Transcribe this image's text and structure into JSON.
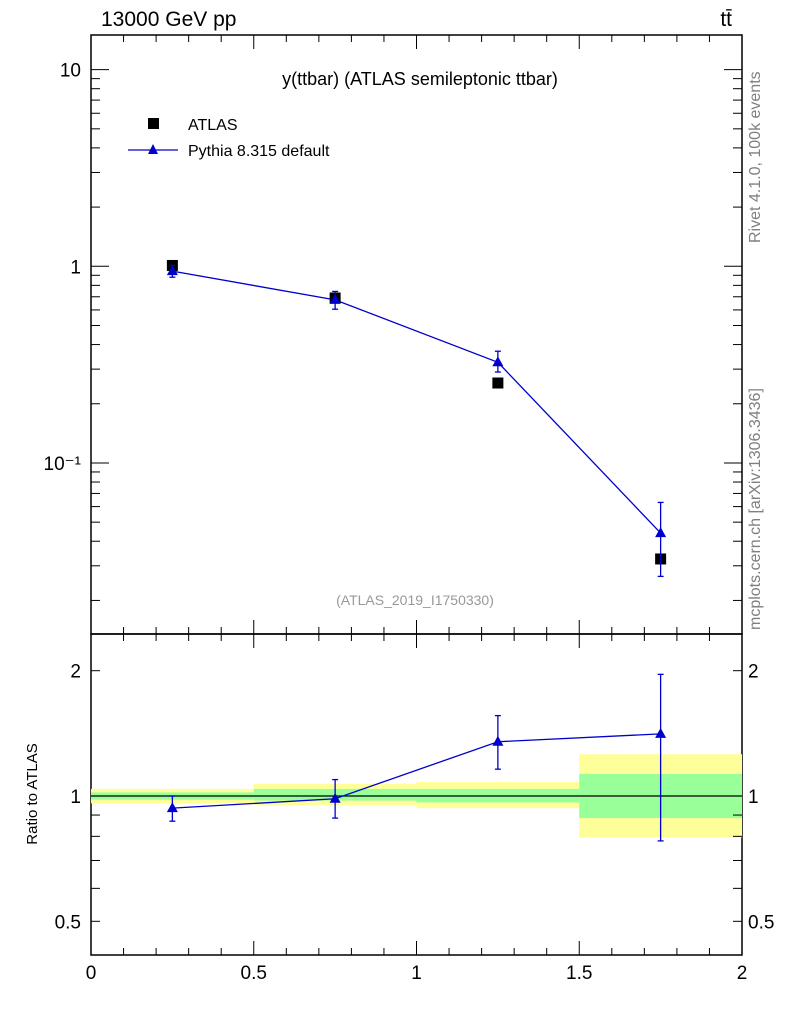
{
  "header": {
    "left": "13000 GeV pp",
    "right": "tt̄"
  },
  "side_labels": {
    "rivet": "Rivet 4.1.0,  100k events",
    "mcplots": "mcplots.cern.ch [arXiv:1306.3436]"
  },
  "colors": {
    "mc": "#0000cc",
    "data": "#000000",
    "band_inner": "#99ff99",
    "band_outer": "#ffff99",
    "watermark": "#999999"
  },
  "chart_data": [
    {
      "type": "scatter",
      "title": "y(ttbar) (ATLAS semileptonic ttbar)",
      "watermark": "(ATLAS_2019_I1750330)",
      "xlabel": "",
      "ylabel": "",
      "yscale": "log",
      "xlim": [
        0,
        2
      ],
      "ylim": [
        0.0135,
        15
      ],
      "x_ticks": [
        "0",
        "0.5",
        "1",
        "1.5",
        "2"
      ],
      "y_ticks": [
        {
          "value": 10,
          "label": "10"
        },
        {
          "value": 1,
          "label": "1"
        },
        {
          "value": 0.1,
          "label": "10⁻¹"
        }
      ],
      "legend": [
        "ATLAS",
        "Pythia 8.315 default"
      ],
      "series": [
        {
          "name": "ATLAS",
          "marker": "square",
          "x": [
            0.25,
            0.75,
            1.25,
            1.75
          ],
          "values": [
            1.01,
            0.69,
            0.255,
            0.0325
          ],
          "err_lo": [
            0.02,
            0.015,
            0.006,
            0.0015
          ],
          "err_hi": [
            0.02,
            0.015,
            0.006,
            0.0015
          ]
        },
        {
          "name": "Pythia 8.315 default",
          "marker": "triangle",
          "x": [
            0.25,
            0.75,
            1.25,
            1.75
          ],
          "values": [
            0.945,
            0.675,
            0.325,
            0.044
          ],
          "err_lo": [
            0.065,
            0.07,
            0.035,
            0.0175
          ],
          "err_hi": [
            0.065,
            0.07,
            0.045,
            0.019
          ]
        }
      ]
    },
    {
      "type": "line",
      "title": "",
      "xlabel": "",
      "ylabel": "Ratio to ATLAS",
      "yscale": "log",
      "xlim": [
        0,
        2
      ],
      "ylim": [
        0.415,
        2.45
      ],
      "x_ticks": [
        "0",
        "0.5",
        "1",
        "1.5",
        "2"
      ],
      "y_ticks": [
        {
          "value": 2,
          "label": "2"
        },
        {
          "value": 1,
          "label": "1"
        },
        {
          "value": 0.5,
          "label": "0.5"
        }
      ],
      "bands": [
        {
          "x0": 0,
          "x1": 0.5,
          "inner": [
            0.98,
            1.02
          ],
          "outer": [
            0.96,
            1.04
          ]
        },
        {
          "x0": 0.5,
          "x1": 1,
          "inner": [
            0.975,
            1.04
          ],
          "outer": [
            0.95,
            1.07
          ]
        },
        {
          "x0": 1,
          "x1": 1.5,
          "inner": [
            0.965,
            1.04
          ],
          "outer": [
            0.935,
            1.08
          ]
        },
        {
          "x0": 1.5,
          "x1": 2,
          "inner": [
            0.885,
            1.13
          ],
          "outer": [
            0.795,
            1.26
          ]
        }
      ],
      "series": [
        {
          "name": "Pythia 8.315 default",
          "x": [
            0.25,
            0.75,
            1.25,
            1.75
          ],
          "values": [
            0.935,
            0.985,
            1.35,
            1.41
          ],
          "err_lo": [
            0.065,
            0.1,
            0.19,
            0.63
          ],
          "err_hi": [
            0.065,
            0.11,
            0.21,
            0.55
          ]
        }
      ]
    }
  ]
}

———

### PROBLEM TO WORK ON:
Set down the complete material exactly, but do not include the images.

### RESULT OF THIS EXERCISE:
Transcribe this image's text and structure into JSON.
{
  "header": {
    "left": "13000 GeV pp",
    "right": "tt̄"
  },
  "side_labels": {
    "rivet": "Rivet 4.1.0,  100k events",
    "mcplots": "mcplots.cern.ch [arXiv:1306.3436]"
  },
  "colors": {
    "mc": "#0000cc",
    "data": "#000000",
    "band_inner": "#99ff99",
    "band_outer": "#ffff99",
    "watermark": "#999999"
  },
  "chart_data": [
    {
      "type": "scatter",
      "title": "y(ttbar) (ATLAS semileptonic ttbar)",
      "watermark": "(ATLAS_2019_I1750330)",
      "xlabel": "",
      "ylabel": "",
      "yscale": "log",
      "xlim": [
        0,
        2
      ],
      "ylim": [
        0.0135,
        15
      ],
      "x_ticks": [
        "0",
        "0.5",
        "1",
        "1.5",
        "2"
      ],
      "y_ticks": [
        {
          "value": 10,
          "label": "10"
        },
        {
          "value": 1,
          "label": "1"
        },
        {
          "value": 0.1,
          "label": "10⁻¹"
        }
      ],
      "legend": [
        "ATLAS",
        "Pythia 8.315 default"
      ],
      "series": [
        {
          "name": "ATLAS",
          "marker": "square",
          "x": [
            0.25,
            0.75,
            1.25,
            1.75
          ],
          "values": [
            1.01,
            0.69,
            0.255,
            0.0325
          ],
          "err_lo": [
            0.02,
            0.015,
            0.006,
            0.0015
          ],
          "err_hi": [
            0.02,
            0.015,
            0.006,
            0.0015
          ]
        },
        {
          "name": "Pythia 8.315 default",
          "marker": "triangle",
          "x": [
            0.25,
            0.75,
            1.25,
            1.75
          ],
          "values": [
            0.945,
            0.675,
            0.325,
            0.044
          ],
          "err_lo": [
            0.065,
            0.07,
            0.035,
            0.0175
          ],
          "err_hi": [
            0.065,
            0.07,
            0.045,
            0.019
          ]
        }
      ]
    },
    {
      "type": "line",
      "title": "",
      "xlabel": "",
      "ylabel": "Ratio to ATLAS",
      "yscale": "log",
      "xlim": [
        0,
        2
      ],
      "ylim": [
        0.415,
        2.45
      ],
      "x_ticks": [
        "0",
        "0.5",
        "1",
        "1.5",
        "2"
      ],
      "y_ticks": [
        {
          "value": 2,
          "label": "2"
        },
        {
          "value": 1,
          "label": "1"
        },
        {
          "value": 0.5,
          "label": "0.5"
        }
      ],
      "bands": [
        {
          "x0": 0,
          "x1": 0.5,
          "inner": [
            0.98,
            1.02
          ],
          "outer": [
            0.96,
            1.04
          ]
        },
        {
          "x0": 0.5,
          "x1": 1,
          "inner": [
            0.975,
            1.04
          ],
          "outer": [
            0.95,
            1.07
          ]
        },
        {
          "x0": 1,
          "x1": 1.5,
          "inner": [
            0.965,
            1.04
          ],
          "outer": [
            0.935,
            1.08
          ]
        },
        {
          "x0": 1.5,
          "x1": 2,
          "inner": [
            0.885,
            1.13
          ],
          "outer": [
            0.795,
            1.26
          ]
        }
      ],
      "series": [
        {
          "name": "Pythia 8.315 default",
          "x": [
            0.25,
            0.75,
            1.25,
            1.75
          ],
          "values": [
            0.935,
            0.985,
            1.35,
            1.41
          ],
          "err_lo": [
            0.065,
            0.1,
            0.19,
            0.63
          ],
          "err_hi": [
            0.065,
            0.11,
            0.21,
            0.55
          ]
        }
      ]
    }
  ]
}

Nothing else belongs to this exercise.